*** SOURCE DOCUMENT Section Begins ***
Five years ago, on a slow and lazy Easter Sunday, there wasn't much going on in the environmental crime unit office in Winnipeg, Manitoba. When the phone rang, it was Richard Labossiere's boss, calling to relay a tip from a confidential informant in the Arctic. A private jet of Mexican sport hunters had just taken off from the city of Iqaluit in Nunavut, Canada, and the informant thought the group might have some contraband polar bear pelts on board. They'd likely be stopping in Winnipeg in two hours to refuel. Labossiere leapt into action, rounding up officers and gear, hopping in the car, and buckling up for the half-hour drive to the airport. He, two other officers, and a few border guards made it onto the tarmac just as the plane touched down.
They waited until the passengers—a father, two sons, and a godson, plus two pilots—filed off the plane and into the terminal's waiting area. And then they busted the hunters, opening the door, announcing who they were, and beginning their search. It wasn't hard: Adult male polar bears weigh up to 1,200 pounds and, standing on their hind legs, can reach more than 10 feet tall. Paw-to-paw, pelts can measure nearly 10 feet across. According to Labossiere, they found three stuffed in duffel bags, along with three plastic tubes holding narwhal tusks and two polar bear skulls. The family had no permits to take any of the contraband out of the territory, let alone across the continent. (It's illegal to import marine mammals and their body parts into Mexico anyway.) Labossiere and the other officers detained the group, and two of the tourists spent the week in jail. The father, a developer and rancher named Hector Martinez, had been convicted 20 years before in the United States for trying to smuggle a reported load of a lion, three tigers, a bobcat, a leopard, two jaguars, and three black bears into Mexico, an offense for which he plead guilty. They were charged $80,000 in fines, which they paid in cash, before flying home the following week.
"Our problem wasn't with poaching, it was with trafficking," says Sheldon Jordan, a former intelligence officer who’s now the world's top wildlife cop, running Canada's wildlife crime directorate and chairing the Wildlife Crime Working Group at Interpol.
Interpol estimates that wildlife crime—which includes poaching, trafficking, and a growing black market for animal goods—could be a $30 billion industry, driven in part by multinational crime syndicates. Over the last 10 years, the poaching and trafficking of animal products has become the fourth-highest-grossing crime in the world, behind the narcotics trade, counterfeiting, and human trafficking. And, much like those crimes, because wildlife crime is not bound by national borders and each country has its own rules and ideas, its management and policing has become unwieldy at best. With the proper permits, hunting polar bears isn't illegal in Canada, but officials like Jordan are in desperate need of a way to track pelts as they move out of the Arctic, so they can catch traffickers and distinguish between which pelts were traded lawfully and which were not.
*** SOURCE DOCUMENT Section Ends ***
*** EXTRACTED DATA Section Begins ***
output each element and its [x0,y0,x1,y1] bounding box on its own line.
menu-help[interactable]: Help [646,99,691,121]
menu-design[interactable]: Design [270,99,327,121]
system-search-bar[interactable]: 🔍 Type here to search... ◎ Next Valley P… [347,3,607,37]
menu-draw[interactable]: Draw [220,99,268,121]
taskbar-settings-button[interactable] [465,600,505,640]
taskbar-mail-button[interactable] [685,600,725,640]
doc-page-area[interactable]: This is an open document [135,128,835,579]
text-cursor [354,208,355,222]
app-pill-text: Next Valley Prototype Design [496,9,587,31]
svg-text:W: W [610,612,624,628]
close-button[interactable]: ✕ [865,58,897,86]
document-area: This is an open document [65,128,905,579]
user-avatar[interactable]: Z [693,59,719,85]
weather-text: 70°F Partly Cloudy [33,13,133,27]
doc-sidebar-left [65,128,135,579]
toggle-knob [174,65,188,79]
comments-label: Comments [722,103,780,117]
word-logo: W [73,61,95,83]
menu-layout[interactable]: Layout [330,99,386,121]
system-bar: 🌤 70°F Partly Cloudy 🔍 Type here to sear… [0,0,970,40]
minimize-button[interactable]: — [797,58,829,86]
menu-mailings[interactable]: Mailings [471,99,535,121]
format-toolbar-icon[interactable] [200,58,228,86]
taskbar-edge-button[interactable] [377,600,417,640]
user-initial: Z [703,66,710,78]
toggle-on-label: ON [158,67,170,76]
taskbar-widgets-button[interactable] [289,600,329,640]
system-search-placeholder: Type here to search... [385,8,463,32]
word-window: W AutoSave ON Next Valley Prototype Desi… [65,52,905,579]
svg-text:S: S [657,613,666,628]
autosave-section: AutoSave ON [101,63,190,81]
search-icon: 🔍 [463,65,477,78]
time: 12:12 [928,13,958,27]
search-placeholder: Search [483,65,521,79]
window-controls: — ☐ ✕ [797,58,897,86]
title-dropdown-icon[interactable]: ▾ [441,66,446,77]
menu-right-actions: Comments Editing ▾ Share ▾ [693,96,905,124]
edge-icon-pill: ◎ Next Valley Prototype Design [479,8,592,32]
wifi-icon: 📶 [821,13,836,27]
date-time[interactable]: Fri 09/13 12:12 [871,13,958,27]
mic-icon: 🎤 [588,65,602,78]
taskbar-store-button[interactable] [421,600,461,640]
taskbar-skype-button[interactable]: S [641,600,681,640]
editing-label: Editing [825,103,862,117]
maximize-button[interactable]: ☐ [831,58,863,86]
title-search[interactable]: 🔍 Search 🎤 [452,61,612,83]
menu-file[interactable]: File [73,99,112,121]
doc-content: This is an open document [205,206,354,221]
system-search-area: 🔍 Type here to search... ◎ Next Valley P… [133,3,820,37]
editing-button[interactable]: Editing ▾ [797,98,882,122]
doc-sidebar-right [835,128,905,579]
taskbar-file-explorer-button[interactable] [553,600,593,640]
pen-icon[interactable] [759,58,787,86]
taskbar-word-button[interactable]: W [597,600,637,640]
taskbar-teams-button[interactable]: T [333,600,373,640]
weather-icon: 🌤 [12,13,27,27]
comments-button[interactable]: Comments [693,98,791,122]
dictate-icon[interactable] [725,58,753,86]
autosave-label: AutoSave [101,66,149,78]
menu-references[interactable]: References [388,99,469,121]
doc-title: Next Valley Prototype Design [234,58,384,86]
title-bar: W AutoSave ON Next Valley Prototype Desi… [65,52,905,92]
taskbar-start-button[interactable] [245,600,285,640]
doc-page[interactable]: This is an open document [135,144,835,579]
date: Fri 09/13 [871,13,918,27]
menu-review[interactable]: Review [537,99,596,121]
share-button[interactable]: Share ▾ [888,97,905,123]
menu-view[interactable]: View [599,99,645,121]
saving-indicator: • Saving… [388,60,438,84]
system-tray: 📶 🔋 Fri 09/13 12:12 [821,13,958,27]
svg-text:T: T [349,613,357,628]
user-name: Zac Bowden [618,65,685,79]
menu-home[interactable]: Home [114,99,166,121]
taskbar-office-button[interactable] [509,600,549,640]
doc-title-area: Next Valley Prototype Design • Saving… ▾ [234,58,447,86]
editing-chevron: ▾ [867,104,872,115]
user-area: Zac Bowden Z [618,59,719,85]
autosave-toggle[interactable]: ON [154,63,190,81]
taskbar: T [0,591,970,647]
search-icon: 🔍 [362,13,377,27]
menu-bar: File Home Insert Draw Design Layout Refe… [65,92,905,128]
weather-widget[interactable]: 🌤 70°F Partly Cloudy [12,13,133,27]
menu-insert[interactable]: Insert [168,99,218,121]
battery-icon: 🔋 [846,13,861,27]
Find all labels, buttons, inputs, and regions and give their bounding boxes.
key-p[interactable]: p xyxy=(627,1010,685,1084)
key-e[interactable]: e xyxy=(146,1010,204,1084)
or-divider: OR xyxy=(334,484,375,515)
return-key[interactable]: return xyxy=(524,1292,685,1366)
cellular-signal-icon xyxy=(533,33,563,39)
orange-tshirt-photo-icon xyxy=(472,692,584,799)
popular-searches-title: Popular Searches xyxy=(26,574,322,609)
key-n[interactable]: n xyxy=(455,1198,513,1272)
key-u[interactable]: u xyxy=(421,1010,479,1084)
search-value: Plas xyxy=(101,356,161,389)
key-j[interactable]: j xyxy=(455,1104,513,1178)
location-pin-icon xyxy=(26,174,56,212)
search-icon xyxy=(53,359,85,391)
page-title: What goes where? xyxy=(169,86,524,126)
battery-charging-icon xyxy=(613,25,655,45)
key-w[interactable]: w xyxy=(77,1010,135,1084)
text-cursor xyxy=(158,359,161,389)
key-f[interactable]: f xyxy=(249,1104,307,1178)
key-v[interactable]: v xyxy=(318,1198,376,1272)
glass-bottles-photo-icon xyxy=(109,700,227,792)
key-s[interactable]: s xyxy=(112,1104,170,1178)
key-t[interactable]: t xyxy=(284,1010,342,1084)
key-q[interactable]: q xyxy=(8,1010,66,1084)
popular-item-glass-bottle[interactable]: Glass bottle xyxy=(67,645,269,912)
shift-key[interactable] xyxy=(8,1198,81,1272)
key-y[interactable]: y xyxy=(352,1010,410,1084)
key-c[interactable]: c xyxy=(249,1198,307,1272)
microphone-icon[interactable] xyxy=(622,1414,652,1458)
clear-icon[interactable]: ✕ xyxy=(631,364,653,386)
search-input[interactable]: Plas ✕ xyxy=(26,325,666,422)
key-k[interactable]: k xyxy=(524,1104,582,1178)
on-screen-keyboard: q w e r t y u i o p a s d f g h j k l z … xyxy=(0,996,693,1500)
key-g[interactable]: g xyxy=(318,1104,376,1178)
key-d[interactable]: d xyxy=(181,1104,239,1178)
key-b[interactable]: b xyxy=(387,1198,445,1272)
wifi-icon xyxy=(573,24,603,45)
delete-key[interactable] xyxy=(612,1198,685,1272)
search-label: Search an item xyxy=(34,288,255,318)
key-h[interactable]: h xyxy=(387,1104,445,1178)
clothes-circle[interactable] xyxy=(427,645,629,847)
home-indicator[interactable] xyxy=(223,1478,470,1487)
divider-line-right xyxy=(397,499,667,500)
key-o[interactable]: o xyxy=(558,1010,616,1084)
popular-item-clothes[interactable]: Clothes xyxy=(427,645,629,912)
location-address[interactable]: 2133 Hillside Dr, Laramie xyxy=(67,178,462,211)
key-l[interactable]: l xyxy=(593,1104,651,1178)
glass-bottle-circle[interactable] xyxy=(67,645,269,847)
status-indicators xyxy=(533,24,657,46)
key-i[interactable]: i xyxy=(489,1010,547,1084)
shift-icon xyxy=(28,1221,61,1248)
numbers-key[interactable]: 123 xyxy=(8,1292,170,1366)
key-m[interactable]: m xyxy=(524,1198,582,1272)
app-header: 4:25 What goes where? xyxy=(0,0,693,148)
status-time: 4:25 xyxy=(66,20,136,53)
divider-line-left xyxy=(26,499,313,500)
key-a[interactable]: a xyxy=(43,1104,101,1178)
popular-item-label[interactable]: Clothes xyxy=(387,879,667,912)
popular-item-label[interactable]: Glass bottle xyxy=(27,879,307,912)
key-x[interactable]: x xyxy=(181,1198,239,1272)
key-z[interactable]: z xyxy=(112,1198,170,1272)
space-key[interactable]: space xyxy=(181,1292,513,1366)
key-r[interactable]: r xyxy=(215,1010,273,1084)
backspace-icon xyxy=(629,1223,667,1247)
*** EXTRACTED DATA Section Ends ***
> _WHAT THE TASK REQUIRES_:
From the article on polar bear pelt smuggling, copy out the passage from "Interpol estimates that" up to and including "which were not.".

> _ANSWER AREA_:
Interpol estimates that wildlife crime—which includes poaching, trafficking, and a growing black market for animal goods—could be a $30 billion industry, driven in part by multinational crime syndicates. Over the last 10 years, the poaching and trafficking of animal products has become the fourth-highest-grossing crime in the world, behind the narcotics trade, counterfeiting, and human trafficking. And, much like those crimes, because wildlife crime is not bound by national borders and each country has its own rules and ideas, its management and policing has become unwieldy at best. With the proper permits, hunting polar bears isn't illegal in Canada, but officials like Jordan are in desperate need of a way to track pelts as they move out of the Arctic, so they can catch traffickers and distinguish between which pelts were traded lawfully and which were not.